■ Instructions for the task: Every record here should be printed again exactly.

■ Records for this task:
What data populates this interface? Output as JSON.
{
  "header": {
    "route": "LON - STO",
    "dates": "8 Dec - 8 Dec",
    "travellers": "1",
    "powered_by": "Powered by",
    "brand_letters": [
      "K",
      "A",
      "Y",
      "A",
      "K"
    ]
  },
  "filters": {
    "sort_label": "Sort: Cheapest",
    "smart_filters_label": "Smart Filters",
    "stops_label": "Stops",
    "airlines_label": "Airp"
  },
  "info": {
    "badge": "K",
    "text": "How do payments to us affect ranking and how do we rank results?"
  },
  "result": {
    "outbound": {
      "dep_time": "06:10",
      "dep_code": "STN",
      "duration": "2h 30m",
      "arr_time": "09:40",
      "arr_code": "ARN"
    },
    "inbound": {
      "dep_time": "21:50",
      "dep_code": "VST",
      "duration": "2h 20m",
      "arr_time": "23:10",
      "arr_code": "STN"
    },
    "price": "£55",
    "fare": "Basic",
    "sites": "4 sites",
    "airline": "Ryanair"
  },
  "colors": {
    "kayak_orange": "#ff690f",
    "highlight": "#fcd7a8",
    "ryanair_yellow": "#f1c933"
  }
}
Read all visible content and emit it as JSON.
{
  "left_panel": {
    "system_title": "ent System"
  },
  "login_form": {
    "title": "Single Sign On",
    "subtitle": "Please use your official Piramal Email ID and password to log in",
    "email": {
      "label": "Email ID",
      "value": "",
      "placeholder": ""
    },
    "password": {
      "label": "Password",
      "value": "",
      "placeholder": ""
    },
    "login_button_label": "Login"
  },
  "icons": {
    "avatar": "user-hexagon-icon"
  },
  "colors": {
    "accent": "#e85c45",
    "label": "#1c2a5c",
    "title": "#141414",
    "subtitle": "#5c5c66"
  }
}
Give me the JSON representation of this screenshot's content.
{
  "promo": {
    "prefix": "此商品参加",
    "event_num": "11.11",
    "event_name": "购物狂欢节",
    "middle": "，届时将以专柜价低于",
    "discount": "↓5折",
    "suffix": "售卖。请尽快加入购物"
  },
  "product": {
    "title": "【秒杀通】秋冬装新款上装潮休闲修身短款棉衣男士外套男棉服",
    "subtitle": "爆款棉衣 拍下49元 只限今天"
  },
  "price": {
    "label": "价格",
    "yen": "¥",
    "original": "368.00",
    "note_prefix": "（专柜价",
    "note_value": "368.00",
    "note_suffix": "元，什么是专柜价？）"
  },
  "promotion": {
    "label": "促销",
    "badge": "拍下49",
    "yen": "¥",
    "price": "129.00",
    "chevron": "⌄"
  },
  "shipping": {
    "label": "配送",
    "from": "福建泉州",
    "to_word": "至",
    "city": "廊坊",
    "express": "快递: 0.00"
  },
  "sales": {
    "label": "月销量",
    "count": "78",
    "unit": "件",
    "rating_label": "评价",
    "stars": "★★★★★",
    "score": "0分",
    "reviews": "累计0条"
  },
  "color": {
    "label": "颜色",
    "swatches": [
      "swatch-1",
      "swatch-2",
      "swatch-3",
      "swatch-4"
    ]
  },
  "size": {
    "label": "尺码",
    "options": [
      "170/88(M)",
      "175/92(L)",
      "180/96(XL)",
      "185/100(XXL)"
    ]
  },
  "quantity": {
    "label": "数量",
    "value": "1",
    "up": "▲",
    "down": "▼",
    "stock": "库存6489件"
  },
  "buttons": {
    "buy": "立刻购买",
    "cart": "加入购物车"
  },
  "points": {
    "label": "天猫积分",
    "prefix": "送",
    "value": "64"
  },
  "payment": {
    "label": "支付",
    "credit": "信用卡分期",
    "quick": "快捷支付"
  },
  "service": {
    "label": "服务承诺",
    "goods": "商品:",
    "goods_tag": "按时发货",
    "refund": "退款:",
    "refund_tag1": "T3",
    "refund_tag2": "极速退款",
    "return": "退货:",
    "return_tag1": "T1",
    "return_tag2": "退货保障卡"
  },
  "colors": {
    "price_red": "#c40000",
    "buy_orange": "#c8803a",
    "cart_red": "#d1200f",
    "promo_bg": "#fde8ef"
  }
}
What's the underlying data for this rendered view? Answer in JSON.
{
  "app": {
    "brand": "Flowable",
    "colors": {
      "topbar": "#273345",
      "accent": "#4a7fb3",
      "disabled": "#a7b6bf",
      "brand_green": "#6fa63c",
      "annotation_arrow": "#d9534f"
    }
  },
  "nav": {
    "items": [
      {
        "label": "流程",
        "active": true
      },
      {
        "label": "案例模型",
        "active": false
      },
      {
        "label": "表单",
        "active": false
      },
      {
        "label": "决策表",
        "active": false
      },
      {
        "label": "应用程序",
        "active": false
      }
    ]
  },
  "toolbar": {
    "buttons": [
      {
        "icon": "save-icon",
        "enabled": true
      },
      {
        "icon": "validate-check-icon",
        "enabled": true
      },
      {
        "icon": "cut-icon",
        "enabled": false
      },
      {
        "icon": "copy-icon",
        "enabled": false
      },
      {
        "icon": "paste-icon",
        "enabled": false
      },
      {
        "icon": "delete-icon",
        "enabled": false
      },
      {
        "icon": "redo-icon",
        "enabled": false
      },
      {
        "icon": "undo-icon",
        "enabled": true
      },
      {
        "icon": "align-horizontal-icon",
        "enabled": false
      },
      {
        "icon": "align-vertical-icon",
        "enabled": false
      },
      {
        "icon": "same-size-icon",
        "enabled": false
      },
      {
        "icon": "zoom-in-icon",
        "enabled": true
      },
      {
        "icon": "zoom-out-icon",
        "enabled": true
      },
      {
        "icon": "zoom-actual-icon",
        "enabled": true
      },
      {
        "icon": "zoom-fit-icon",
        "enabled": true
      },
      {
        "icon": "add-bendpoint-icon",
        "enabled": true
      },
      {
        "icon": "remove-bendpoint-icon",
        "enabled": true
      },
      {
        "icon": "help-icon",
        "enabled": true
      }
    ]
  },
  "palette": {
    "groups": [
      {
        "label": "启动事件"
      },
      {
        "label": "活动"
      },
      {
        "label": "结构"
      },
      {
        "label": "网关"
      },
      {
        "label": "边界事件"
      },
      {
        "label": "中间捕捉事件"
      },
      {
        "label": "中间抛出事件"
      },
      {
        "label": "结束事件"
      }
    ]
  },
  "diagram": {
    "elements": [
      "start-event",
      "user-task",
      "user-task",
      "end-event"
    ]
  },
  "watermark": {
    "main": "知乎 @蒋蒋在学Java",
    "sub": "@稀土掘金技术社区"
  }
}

■ The reply:
What data populates this interface? Output as JSON.
{
  "header": {
    "route": "LON - STO",
    "dates": "8 Dec - 8 Dec",
    "travellers": "1",
    "powered_by": "Powered by",
    "brand_letters": [
      "K",
      "A",
      "Y",
      "A",
      "K"
    ]
  },
  "filters": {
    "sort_label": "Sort: Cheapest",
    "smart_filters_label": "Smart Filters",
    "stops_label": "Stops",
    "airlines_label": "Airp"
  },
  "info": {
    "badge": "K",
    "text": "How do payments to us affect ranking and how do we rank results?"
  },
  "result": {
    "outbound": {
      "dep_time": "06:10",
      "dep_code": "STN",
      "duration": "2h 30m",
      "arr_time": "09:40",
      "arr_code": "ARN"
    },
    "inbound": {
      "dep_time": "21:50",
      "dep_code": "VST",
      "duration": "2h 20m",
      "arr_time": "23:10",
      "arr_code": "STN"
    },
    "price": "£55",
    "fare": "Basic",
    "sites": "4 sites",
    "airline": "Ryanair"
  },
  "colors": {
    "kayak_orange": "#ff690f",
    "highlight": "#fcd7a8",
    "ryanair_yellow": "#f1c933"
  }
}
Read all visible content and emit it as JSON.
{
  "left_panel": {
    "system_title": "ent System"
  },
  "login_form": {
    "title": "Single Sign On",
    "subtitle": "Please use your official Piramal Email ID and password to log in",
    "email": {
      "label": "Email ID",
      "value": "",
      "placeholder": ""
    },
    "password": {
      "label": "Password",
      "value": "",
      "placeholder": ""
    },
    "login_button_label": "Login"
  },
  "icons": {
    "avatar": "user-hexagon-icon"
  },
  "colors": {
    "accent": "#e85c45",
    "label": "#1c2a5c",
    "title": "#141414",
    "subtitle": "#5c5c66"
  }
}
Give me the JSON representation of this screenshot's content.
{
  "promo": {
    "prefix": "此商品参加",
    "event_num": "11.11",
    "event_name": "购物狂欢节",
    "middle": "，届时将以专柜价低于",
    "discount": "↓5折",
    "suffix": "售卖。请尽快加入购物"
  },
  "product": {
    "title": "【秒杀通】秋冬装新款上装潮休闲修身短款棉衣男士外套男棉服",
    "subtitle": "爆款棉衣 拍下49元 只限今天"
  },
  "price": {
    "label": "价格",
    "yen": "¥",
    "original": "368.00",
    "note_prefix": "（专柜价",
    "note_value": "368.00",
    "note_suffix": "元，什么是专柜价？）"
  },
  "promotion": {
    "label": "促销",
    "badge": "拍下49",
    "yen": "¥",
    "price": "129.00",
    "chevron": "⌄"
  },
  "shipping": {
    "label": "配送",
    "from": "福建泉州",
    "to_word": "至",
    "city": "廊坊",
    "express": "快递: 0.00"
  },
  "sales": {
    "label": "月销量",
    "count": "78",
    "unit": "件",
    "rating_label": "评价",
    "stars": "★★★★★",
    "score": "0分",
    "reviews": "累计0条"
  },
  "color": {
    "label": "颜色",
    "swatches": [
      "swatch-1",
      "swatch-2",
      "swatch-3",
      "swatch-4"
    ]
  },
  "size": {
    "label": "尺码",
    "options": [
      "170/88(M)",
      "175/92(L)",
      "180/96(XL)",
      "185/100(XXL)"
    ]
  },
  "quantity": {
    "label": "数量",
    "value": "1",
    "up": "▲",
    "down": "▼",
    "stock": "库存6489件"
  },
  "buttons": {
    "buy": "立刻购买",
    "cart": "加入购物车"
  },
  "points": {
    "label": "天猫积分",
    "prefix": "送",
    "value": "64"
  },
  "payment": {
    "label": "支付",
    "credit": "信用卡分期",
    "quick": "快捷支付"
  },
  "service": {
    "label": "服务承诺",
    "goods": "商品:",
    "goods_tag": "按时发货",
    "refund": "退款:",
    "refund_tag1": "T3",
    "refund_tag2": "极速退款",
    "return": "退货:",
    "return_tag1": "T1",
    "return_tag2": "退货保障卡"
  },
  "colors": {
    "price_red": "#c40000",
    "buy_orange": "#c8803a",
    "cart_red": "#d1200f",
    "promo_bg": "#fde8ef"
  }
}
What's the underlying data for this rendered view? Answer in JSON.
{
  "app": {
    "brand": "Flowable",
    "colors": {
      "topbar": "#273345",
      "accent": "#4a7fb3",
      "disabled": "#a7b6bf",
      "brand_green": "#6fa63c",
      "annotation_arrow": "#d9534f"
    }
  },
  "nav": {
    "items": [
      {
        "label": "流程",
        "active": true
      },
      {
        "label": "案例模型",
        "active": false
      },
      {
        "label": "表单",
        "active": false
      },
      {
        "label": "决策表",
        "active": false
      },
      {
        "label": "应用程序",
        "active": false
      }
    ]
  },
  "toolbar": {
    "buttons": [
      {
        "icon": "save-icon",
        "enabled": true
      },
      {
        "icon": "validate-check-icon",
        "enabled": true
      },
      {
        "icon": "cut-icon",
        "enabled": false
      },
      {
        "icon": "copy-icon",
        "enabled": false
      },
      {
        "icon": "paste-icon",
        "enabled": false
      },
      {
        "icon": "delete-icon",
        "enabled": false
      },
      {
        "icon": "redo-icon",
        "enabled": false
      },
      {
        "icon": "undo-icon",
        "enabled": true
      },
      {
        "icon": "align-horizontal-icon",
        "enabled": false
      },
      {
        "icon": "align-vertical-icon",
        "enabled": false
      },
      {
        "icon": "same-size-icon",
        "enabled": false
      },
      {
        "icon": "zoom-in-icon",
        "enabled": true
      },
      {
        "icon": "zoom-out-icon",
        "enabled": true
      },
      {
        "icon": "zoom-actual-icon",
        "enabled": true
      },
      {
        "icon": "zoom-fit-icon",
        "enabled": true
      },
      {
        "icon": "add-bendpoint-icon",
        "enabled": true
      },
      {
        "icon": "remove-bendpoint-icon",
        "enabled": true
      },
      {
        "icon": "help-icon",
        "enabled": true
      }
    ]
  },
  "palette": {
    "groups": [
      {
        "label": "启动事件"
      },
      {
        "label": "活动"
      },
      {
        "label": "结构"
      },
      {
        "label": "网关"
      },
      {
        "label": "边界事件"
      },
      {
        "label": "中间捕捉事件"
      },
      {
        "label": "中间抛出事件"
      },
      {
        "label": "结束事件"
      }
    ]
  },
  "diagram": {
    "elements": [
      "start-event",
      "user-task",
      "user-task",
      "end-event"
    ]
  },
  "watermark": {
    "main": "知乎 @蒋蒋在学Java",
    "sub": "@稀土掘金技术社区"
  }
}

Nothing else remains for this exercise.